Exercise goal.
Copy each line below in which the word "JSON" occurs.

Data supplied.
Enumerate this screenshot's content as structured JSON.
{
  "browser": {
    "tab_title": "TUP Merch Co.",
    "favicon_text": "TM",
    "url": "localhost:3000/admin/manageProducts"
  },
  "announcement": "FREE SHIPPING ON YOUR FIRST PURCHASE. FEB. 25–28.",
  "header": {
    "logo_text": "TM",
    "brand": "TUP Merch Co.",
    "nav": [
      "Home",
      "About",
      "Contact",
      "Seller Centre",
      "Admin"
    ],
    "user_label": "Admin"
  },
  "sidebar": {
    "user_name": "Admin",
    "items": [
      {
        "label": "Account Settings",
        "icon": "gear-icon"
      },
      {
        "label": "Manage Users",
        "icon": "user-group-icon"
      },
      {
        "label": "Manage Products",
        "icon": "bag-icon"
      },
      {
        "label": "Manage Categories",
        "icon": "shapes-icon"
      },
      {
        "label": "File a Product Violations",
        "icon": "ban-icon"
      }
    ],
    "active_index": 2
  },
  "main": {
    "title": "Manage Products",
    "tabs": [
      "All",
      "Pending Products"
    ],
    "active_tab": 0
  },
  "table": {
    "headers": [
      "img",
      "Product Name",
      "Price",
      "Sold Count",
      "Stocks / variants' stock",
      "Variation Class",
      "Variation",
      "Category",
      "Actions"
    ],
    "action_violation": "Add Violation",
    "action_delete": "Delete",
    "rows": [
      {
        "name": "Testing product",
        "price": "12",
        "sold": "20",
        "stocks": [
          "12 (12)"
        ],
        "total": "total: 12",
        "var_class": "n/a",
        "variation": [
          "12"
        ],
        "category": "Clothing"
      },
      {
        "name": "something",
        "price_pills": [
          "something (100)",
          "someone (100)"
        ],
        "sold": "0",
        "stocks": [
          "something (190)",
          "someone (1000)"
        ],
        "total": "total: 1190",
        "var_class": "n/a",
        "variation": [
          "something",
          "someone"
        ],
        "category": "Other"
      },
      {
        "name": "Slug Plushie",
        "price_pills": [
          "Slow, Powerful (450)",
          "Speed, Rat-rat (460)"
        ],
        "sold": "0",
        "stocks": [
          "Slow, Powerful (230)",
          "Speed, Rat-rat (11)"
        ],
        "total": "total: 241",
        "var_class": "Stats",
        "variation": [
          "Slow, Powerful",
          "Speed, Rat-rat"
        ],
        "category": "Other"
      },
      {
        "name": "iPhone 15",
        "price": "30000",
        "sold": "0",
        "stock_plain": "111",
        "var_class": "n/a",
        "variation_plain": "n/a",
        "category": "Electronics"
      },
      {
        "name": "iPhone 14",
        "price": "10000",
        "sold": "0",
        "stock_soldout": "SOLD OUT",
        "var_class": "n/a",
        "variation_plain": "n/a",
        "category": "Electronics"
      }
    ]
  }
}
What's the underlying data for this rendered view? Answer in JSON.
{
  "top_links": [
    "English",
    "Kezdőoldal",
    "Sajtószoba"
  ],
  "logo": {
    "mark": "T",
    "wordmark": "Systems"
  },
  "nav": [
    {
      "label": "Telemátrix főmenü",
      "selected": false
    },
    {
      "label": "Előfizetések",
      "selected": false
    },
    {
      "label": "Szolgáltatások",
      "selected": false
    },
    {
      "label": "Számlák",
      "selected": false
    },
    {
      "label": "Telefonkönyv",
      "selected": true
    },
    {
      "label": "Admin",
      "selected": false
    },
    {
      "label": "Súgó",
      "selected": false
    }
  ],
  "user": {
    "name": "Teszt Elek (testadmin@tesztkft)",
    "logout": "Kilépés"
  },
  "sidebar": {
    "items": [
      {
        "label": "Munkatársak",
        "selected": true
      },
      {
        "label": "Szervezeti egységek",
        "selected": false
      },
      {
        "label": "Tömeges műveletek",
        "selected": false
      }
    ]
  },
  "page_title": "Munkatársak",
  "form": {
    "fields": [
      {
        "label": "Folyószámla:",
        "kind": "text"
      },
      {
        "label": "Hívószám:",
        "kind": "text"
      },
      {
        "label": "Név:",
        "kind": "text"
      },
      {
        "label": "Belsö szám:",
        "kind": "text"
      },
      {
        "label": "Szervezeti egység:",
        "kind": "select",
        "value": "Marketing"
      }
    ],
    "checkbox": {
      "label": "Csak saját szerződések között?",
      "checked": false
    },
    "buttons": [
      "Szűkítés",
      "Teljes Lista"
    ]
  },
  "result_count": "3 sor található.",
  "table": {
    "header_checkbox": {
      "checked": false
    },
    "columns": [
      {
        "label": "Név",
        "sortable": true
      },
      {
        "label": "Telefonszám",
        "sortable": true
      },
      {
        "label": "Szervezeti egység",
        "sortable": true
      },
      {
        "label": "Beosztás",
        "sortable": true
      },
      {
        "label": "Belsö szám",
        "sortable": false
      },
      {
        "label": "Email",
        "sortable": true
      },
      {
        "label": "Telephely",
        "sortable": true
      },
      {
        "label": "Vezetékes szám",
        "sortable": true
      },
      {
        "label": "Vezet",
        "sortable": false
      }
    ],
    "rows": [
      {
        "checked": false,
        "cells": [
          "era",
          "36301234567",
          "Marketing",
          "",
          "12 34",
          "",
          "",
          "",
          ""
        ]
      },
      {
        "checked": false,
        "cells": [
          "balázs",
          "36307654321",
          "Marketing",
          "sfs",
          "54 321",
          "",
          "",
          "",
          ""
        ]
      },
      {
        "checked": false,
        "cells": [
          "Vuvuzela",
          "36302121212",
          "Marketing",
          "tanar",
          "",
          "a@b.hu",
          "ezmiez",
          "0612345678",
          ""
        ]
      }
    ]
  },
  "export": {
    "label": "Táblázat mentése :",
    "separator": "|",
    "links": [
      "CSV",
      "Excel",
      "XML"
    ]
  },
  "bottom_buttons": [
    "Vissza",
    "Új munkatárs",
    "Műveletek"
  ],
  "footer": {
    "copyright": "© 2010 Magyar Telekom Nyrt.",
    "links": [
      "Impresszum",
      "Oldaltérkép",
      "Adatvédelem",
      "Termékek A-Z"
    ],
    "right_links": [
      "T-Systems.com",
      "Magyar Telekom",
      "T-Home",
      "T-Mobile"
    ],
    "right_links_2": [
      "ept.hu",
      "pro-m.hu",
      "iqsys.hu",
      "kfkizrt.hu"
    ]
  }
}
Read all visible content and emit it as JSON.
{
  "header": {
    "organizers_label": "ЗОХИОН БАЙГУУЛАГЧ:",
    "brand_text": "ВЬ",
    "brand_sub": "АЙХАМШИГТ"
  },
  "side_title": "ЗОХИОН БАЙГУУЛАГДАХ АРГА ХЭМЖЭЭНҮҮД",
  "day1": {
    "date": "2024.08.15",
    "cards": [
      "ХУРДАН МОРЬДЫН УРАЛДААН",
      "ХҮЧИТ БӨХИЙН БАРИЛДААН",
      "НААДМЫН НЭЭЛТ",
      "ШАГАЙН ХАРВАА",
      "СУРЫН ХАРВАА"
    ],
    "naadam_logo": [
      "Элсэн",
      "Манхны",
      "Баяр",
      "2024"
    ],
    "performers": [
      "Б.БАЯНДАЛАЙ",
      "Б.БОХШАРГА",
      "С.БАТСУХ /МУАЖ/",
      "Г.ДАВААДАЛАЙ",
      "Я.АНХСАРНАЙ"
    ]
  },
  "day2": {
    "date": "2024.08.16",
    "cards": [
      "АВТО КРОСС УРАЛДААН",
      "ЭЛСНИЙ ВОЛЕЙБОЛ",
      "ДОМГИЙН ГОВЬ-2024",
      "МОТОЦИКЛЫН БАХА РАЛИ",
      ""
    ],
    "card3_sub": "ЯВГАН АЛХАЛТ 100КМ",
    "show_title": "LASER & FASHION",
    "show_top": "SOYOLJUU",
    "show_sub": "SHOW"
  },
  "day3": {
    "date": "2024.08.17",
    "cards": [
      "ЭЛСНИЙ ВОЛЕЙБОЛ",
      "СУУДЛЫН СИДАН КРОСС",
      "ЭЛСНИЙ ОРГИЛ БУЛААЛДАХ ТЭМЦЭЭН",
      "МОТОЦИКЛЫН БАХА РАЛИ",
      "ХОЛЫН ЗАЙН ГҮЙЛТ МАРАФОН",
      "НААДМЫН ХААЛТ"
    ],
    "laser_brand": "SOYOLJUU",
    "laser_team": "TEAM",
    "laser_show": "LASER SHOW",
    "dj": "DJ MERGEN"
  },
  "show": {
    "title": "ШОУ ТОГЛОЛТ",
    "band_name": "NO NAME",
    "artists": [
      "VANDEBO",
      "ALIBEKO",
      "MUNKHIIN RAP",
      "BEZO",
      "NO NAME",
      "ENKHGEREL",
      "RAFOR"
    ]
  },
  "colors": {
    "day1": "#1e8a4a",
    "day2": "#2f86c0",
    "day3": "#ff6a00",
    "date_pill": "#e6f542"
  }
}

Response to this task.
Enumerate this screenshot's content as structured JSON.
What's the underlying data for this rendered view? Answer in JSON.
Read all visible content and emit it as JSON.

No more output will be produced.